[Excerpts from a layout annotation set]

_ _ _ _ _

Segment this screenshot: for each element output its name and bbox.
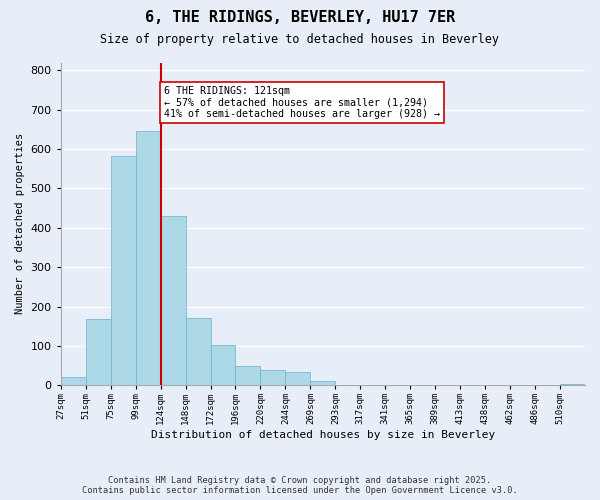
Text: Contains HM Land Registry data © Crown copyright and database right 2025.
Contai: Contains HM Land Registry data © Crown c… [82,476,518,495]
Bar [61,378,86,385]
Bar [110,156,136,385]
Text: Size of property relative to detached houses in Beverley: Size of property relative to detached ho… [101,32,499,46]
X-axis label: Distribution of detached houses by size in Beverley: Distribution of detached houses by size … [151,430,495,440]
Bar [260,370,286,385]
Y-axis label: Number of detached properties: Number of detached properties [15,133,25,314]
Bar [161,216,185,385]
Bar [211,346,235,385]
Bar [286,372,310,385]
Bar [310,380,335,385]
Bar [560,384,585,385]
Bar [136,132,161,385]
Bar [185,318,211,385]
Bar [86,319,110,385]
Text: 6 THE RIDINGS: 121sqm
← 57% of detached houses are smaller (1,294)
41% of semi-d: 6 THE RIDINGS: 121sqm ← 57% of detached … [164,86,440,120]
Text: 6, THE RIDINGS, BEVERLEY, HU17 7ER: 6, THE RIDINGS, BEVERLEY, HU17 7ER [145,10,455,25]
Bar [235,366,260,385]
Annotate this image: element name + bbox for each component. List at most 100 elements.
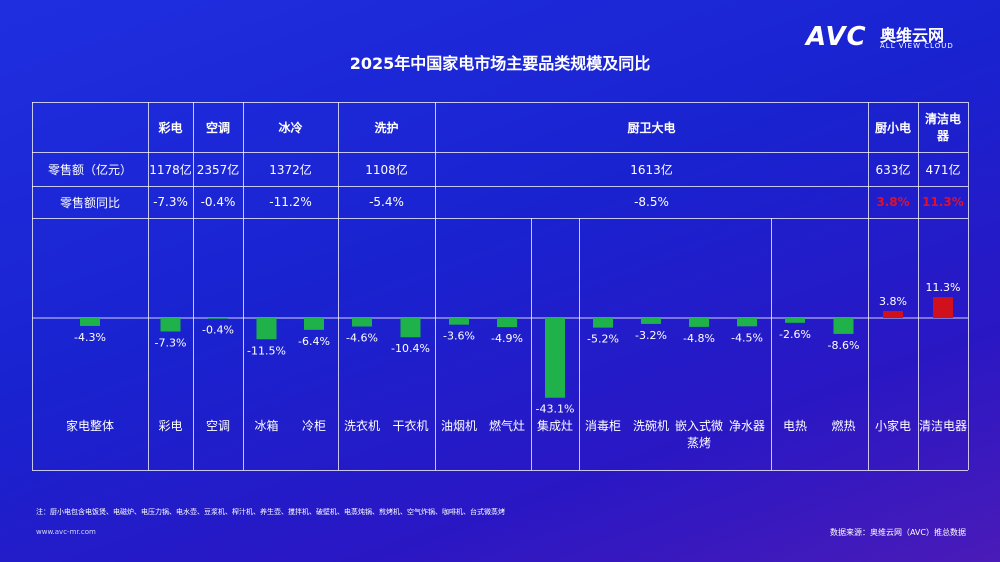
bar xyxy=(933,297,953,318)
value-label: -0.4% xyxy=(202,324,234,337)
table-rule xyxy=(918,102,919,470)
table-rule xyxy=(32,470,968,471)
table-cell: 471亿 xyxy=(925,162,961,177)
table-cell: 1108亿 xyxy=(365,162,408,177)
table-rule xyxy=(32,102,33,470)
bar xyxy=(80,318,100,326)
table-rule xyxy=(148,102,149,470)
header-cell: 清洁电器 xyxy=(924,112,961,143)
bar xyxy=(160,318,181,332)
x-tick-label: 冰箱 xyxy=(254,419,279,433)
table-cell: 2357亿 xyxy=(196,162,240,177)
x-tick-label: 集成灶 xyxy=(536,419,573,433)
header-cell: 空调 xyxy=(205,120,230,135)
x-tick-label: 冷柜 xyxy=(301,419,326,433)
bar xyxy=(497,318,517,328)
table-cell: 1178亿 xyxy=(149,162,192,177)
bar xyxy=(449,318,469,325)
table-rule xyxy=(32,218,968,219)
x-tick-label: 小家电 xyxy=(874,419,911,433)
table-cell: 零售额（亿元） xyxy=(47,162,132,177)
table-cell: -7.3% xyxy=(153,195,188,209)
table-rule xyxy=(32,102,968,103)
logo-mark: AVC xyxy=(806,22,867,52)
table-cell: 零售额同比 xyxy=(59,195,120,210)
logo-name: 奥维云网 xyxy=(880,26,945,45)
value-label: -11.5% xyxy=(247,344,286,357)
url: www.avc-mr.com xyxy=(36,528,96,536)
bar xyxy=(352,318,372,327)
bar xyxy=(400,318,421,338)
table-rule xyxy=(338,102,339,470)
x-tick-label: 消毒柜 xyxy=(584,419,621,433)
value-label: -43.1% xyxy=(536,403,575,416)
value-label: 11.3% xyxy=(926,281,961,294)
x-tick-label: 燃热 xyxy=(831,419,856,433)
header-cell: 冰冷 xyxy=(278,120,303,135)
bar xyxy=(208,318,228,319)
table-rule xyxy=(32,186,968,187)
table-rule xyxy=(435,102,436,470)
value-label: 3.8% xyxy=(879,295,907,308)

_ _ _ _ _

Repeat word for word the lines of the data from the line with "Text: Contains HM" to the line with "Bar [136,132,161,385]", including both of those lines.

COMPLETED TASK.
Text: Contains HM Land Registry data © Crown copyright and database right 2025.
Contai: Contains HM Land Registry data © Crown c… [82,476,518,495]
Bar [61,378,86,385]
Bar [110,156,136,385]
Text: Size of property relative to detached houses in Beverley: Size of property relative to detached ho… [101,32,499,46]
X-axis label: Distribution of detached houses by size in Beverley: Distribution of detached houses by size … [151,430,495,440]
Bar [260,370,286,385]
Y-axis label: Number of detached properties: Number of detached properties [15,133,25,314]
Bar [161,216,185,385]
Bar [211,346,235,385]
Bar [286,372,310,385]
Bar [310,380,335,385]
Bar [560,384,585,385]
Bar [136,132,161,385]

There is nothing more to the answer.